== What you will do ==
From the entries below, pull out each line where "change" appears.

== Part of a data file ==
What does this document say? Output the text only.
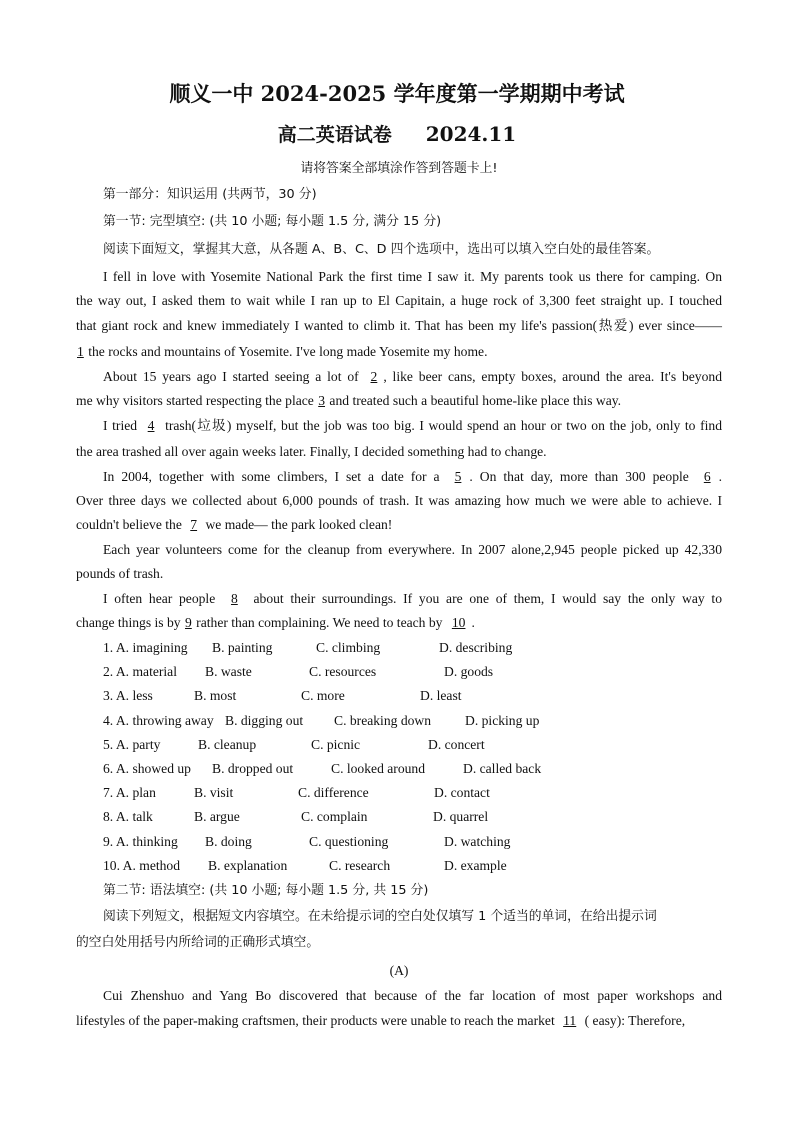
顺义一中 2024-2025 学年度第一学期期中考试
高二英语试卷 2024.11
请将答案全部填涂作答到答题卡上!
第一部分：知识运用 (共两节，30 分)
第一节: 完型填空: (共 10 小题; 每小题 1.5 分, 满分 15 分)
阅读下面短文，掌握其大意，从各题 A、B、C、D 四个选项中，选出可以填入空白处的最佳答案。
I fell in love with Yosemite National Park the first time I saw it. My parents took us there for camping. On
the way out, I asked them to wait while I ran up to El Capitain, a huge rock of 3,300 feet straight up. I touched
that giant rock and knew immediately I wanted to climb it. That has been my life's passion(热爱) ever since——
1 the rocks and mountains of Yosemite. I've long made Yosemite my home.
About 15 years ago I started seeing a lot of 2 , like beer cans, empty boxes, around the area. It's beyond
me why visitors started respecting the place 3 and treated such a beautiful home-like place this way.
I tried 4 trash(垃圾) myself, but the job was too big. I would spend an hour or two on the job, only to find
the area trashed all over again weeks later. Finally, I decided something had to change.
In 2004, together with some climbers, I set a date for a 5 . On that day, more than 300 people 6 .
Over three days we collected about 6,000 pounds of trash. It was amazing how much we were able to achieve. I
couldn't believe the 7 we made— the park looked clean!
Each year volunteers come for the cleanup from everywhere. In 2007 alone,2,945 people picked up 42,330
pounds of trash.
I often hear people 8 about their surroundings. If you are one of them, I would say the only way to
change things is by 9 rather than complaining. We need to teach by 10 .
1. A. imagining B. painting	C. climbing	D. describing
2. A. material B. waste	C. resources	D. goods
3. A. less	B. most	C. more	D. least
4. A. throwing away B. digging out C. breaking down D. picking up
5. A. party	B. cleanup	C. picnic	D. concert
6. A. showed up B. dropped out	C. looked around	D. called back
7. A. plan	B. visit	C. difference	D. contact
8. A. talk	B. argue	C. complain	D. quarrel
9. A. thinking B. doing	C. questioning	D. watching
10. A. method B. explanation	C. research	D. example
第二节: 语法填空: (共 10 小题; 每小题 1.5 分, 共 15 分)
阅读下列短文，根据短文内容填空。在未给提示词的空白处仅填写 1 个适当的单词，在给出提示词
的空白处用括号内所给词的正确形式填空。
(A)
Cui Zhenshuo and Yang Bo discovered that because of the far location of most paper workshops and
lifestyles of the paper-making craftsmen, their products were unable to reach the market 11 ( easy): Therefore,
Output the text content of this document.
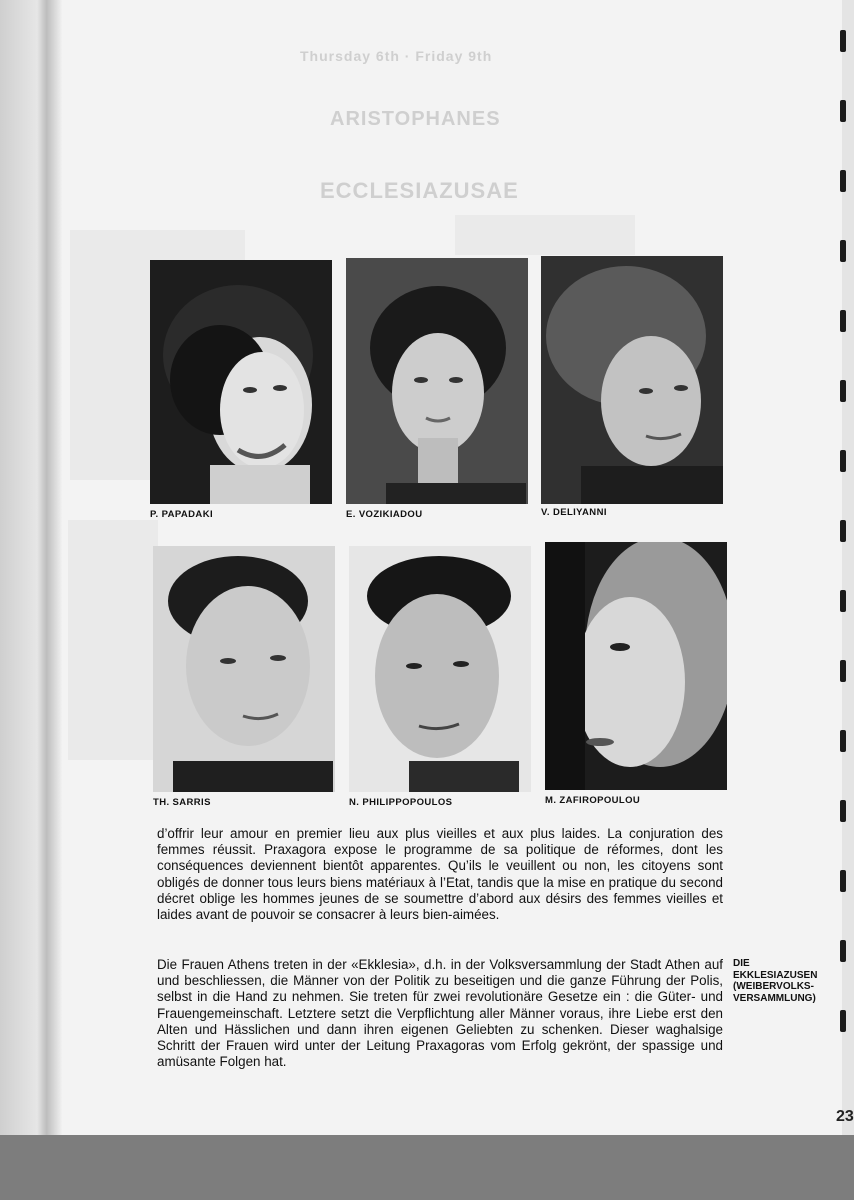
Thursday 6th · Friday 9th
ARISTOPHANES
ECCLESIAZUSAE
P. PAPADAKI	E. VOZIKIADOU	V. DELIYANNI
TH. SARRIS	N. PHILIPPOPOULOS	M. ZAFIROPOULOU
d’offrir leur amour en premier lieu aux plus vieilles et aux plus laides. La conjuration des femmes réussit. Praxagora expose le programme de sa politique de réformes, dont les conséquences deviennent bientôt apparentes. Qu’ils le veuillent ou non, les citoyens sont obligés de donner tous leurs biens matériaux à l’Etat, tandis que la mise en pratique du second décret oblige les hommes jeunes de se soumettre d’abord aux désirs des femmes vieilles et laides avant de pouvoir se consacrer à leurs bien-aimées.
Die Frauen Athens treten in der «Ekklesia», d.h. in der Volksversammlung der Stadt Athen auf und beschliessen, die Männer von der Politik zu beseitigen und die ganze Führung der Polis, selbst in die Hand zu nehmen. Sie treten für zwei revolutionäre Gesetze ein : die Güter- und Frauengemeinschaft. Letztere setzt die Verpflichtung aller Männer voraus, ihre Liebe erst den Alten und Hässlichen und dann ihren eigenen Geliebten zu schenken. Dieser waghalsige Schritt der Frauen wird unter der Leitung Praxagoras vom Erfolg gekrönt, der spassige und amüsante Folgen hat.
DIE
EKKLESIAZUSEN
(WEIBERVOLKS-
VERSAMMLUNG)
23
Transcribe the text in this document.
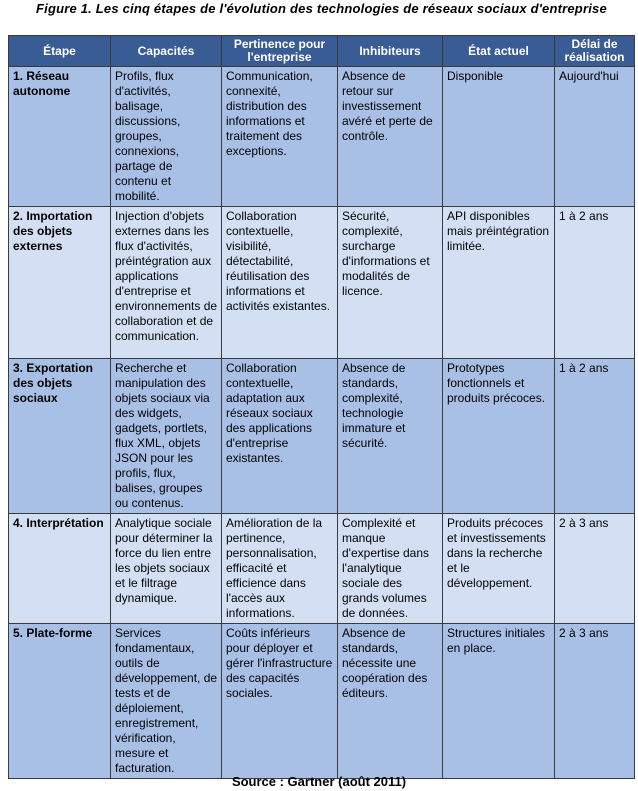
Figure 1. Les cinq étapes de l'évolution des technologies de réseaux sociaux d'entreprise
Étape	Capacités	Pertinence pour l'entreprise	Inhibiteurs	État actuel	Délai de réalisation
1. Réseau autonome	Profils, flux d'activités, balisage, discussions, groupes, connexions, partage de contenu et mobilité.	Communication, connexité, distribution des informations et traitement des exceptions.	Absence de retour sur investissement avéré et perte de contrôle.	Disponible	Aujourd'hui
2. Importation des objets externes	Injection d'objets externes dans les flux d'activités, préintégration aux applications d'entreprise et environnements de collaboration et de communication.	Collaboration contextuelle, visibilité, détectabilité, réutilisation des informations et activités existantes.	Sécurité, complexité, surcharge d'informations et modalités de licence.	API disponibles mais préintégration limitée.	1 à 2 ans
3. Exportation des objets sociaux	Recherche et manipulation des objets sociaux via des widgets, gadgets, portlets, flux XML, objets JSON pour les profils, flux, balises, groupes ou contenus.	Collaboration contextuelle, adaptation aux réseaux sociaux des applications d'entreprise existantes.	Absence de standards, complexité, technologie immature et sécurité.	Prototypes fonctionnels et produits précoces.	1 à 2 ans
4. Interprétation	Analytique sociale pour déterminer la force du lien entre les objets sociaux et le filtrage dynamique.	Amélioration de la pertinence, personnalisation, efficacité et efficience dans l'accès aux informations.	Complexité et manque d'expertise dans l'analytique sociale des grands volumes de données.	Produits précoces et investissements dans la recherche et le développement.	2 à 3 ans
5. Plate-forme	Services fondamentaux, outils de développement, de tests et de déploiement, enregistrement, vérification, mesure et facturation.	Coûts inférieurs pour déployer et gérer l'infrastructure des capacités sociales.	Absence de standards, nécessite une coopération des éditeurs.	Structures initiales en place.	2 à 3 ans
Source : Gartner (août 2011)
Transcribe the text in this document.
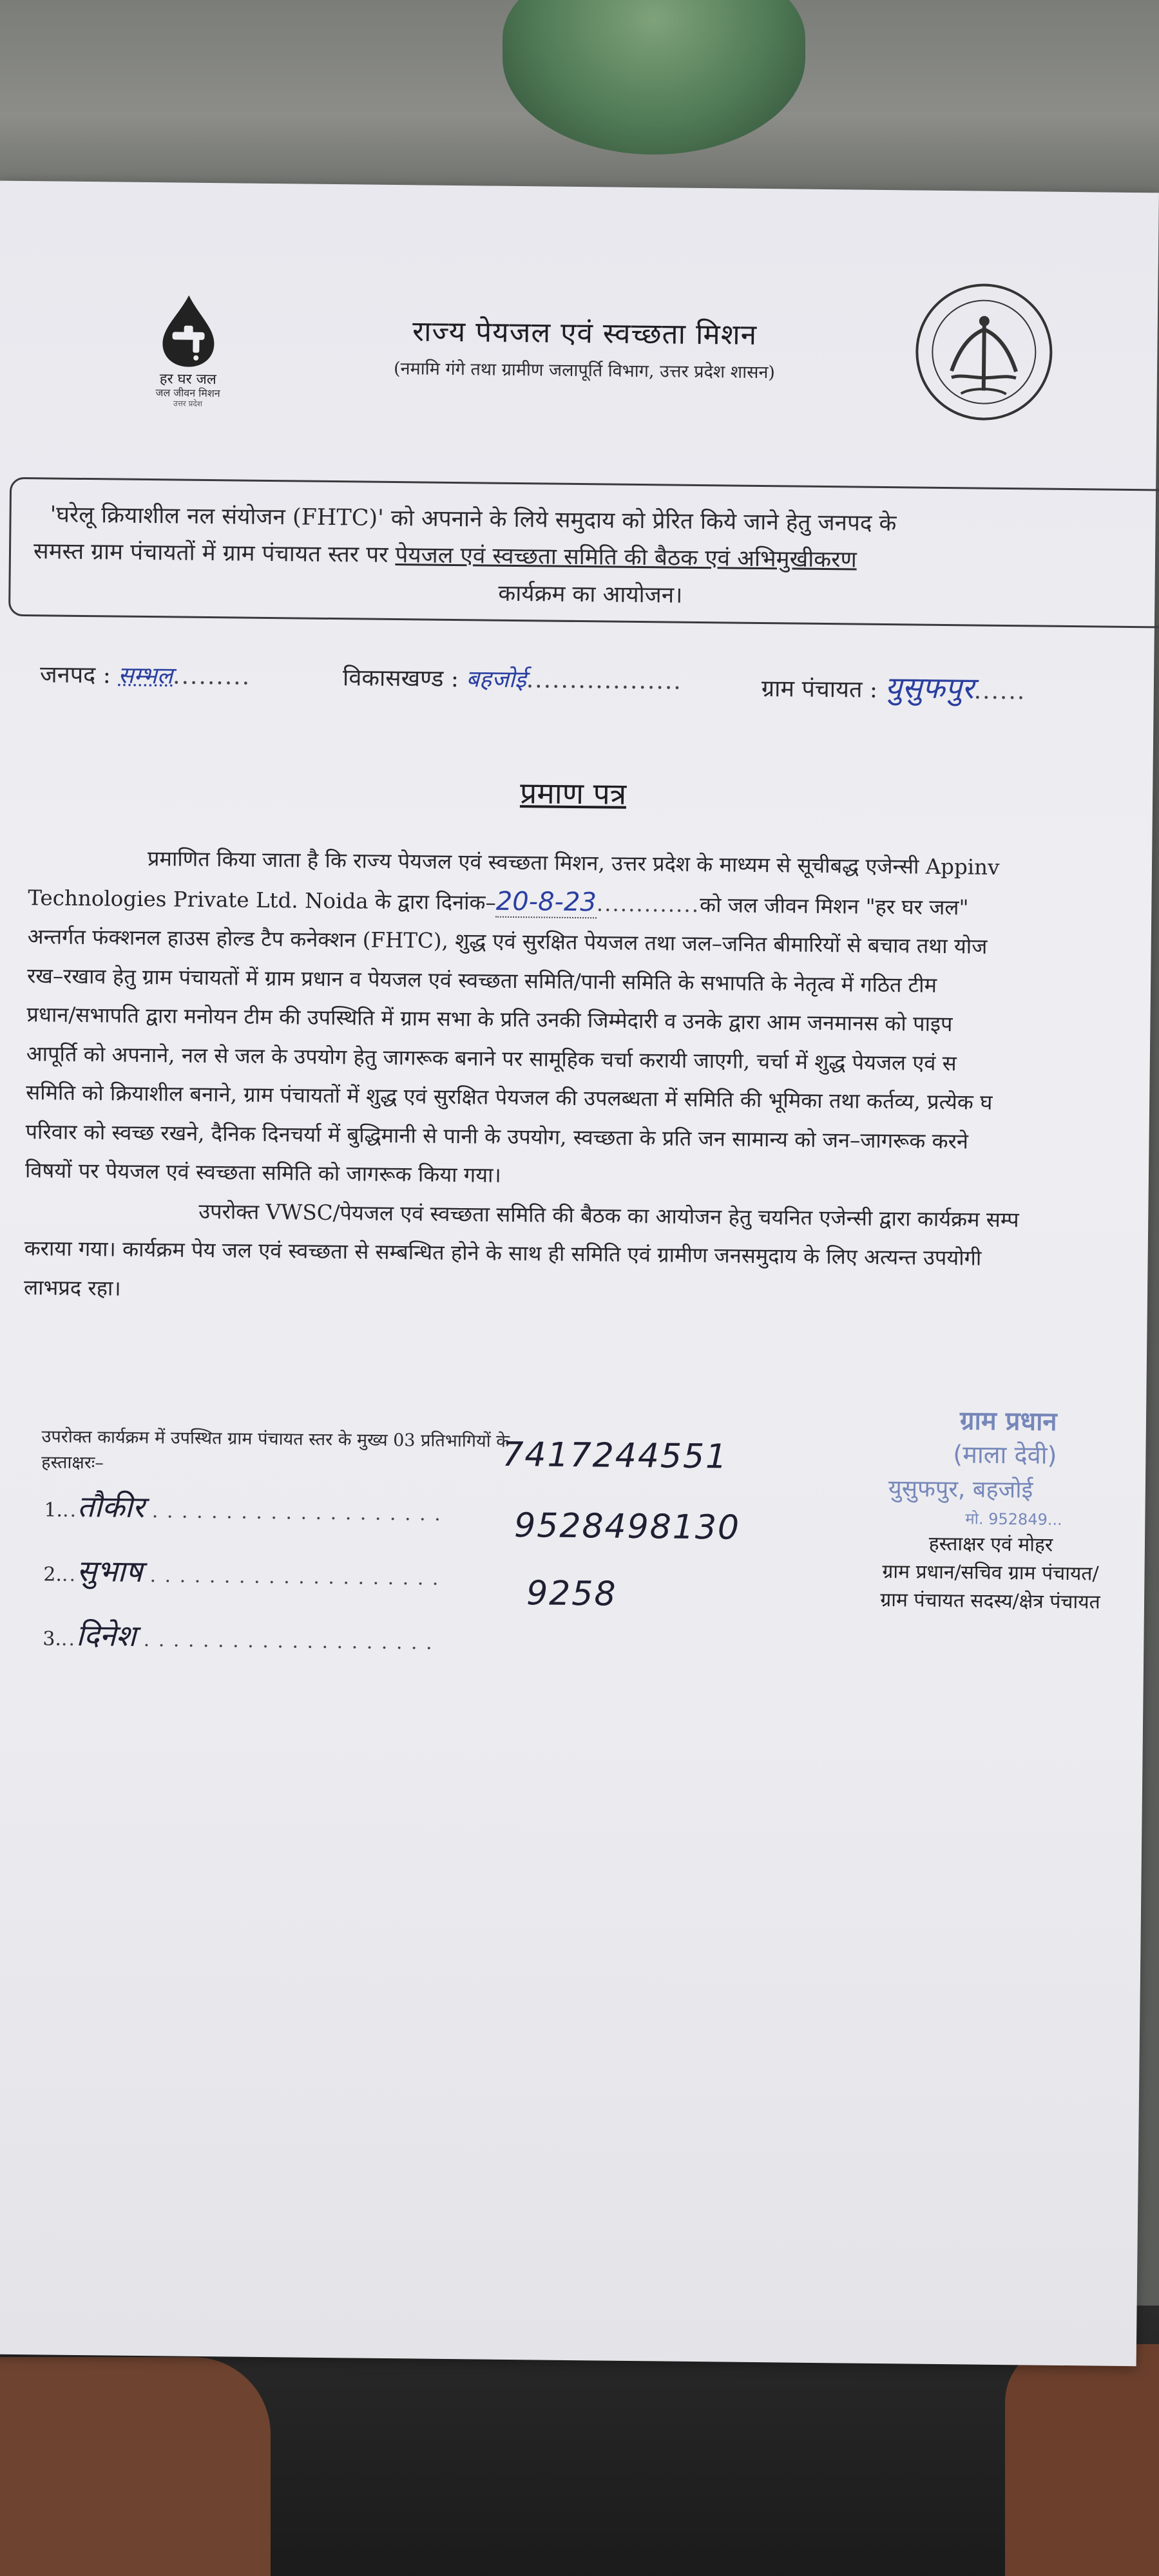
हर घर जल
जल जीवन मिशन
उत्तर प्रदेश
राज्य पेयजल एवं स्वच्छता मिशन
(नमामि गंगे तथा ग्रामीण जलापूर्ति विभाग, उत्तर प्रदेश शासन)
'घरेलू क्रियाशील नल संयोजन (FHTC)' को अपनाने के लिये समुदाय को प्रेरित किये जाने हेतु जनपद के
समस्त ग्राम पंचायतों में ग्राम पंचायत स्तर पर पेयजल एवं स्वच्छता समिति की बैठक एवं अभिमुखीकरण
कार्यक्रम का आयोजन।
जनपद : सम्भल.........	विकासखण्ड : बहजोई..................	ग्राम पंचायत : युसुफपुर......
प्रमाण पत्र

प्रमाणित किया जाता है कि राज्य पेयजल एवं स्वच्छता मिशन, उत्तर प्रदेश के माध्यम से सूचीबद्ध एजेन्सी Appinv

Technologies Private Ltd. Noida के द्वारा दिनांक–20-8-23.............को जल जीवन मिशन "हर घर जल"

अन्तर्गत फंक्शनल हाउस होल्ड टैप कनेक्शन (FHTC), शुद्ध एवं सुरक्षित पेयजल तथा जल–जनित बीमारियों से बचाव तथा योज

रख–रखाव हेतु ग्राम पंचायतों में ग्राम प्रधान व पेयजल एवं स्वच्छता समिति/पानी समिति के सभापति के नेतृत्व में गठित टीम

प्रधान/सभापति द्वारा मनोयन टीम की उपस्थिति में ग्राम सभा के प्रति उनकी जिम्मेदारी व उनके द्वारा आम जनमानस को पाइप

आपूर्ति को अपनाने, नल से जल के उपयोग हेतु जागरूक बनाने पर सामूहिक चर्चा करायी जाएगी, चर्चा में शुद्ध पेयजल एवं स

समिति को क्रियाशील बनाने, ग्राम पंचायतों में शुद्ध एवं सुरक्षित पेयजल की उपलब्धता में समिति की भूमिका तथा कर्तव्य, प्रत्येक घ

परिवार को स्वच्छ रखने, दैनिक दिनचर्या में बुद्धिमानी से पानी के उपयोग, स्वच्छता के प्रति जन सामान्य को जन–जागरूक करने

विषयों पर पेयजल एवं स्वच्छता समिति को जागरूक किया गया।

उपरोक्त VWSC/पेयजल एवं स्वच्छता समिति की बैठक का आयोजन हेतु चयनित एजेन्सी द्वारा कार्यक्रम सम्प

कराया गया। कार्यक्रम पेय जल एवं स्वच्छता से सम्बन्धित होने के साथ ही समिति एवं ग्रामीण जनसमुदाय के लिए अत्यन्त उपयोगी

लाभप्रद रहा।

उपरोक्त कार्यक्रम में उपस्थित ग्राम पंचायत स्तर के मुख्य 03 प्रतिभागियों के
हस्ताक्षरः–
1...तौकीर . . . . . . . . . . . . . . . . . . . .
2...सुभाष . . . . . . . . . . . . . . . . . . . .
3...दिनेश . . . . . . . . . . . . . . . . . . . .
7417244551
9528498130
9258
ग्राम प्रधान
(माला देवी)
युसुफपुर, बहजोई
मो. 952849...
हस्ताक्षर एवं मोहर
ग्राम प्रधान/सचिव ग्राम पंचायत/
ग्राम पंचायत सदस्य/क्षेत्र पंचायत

== Final result ==
the area trashed all over again weeks later. Finally, I decided something had to change.
change things is by 9 rather than complaining. We need to teach by 10 .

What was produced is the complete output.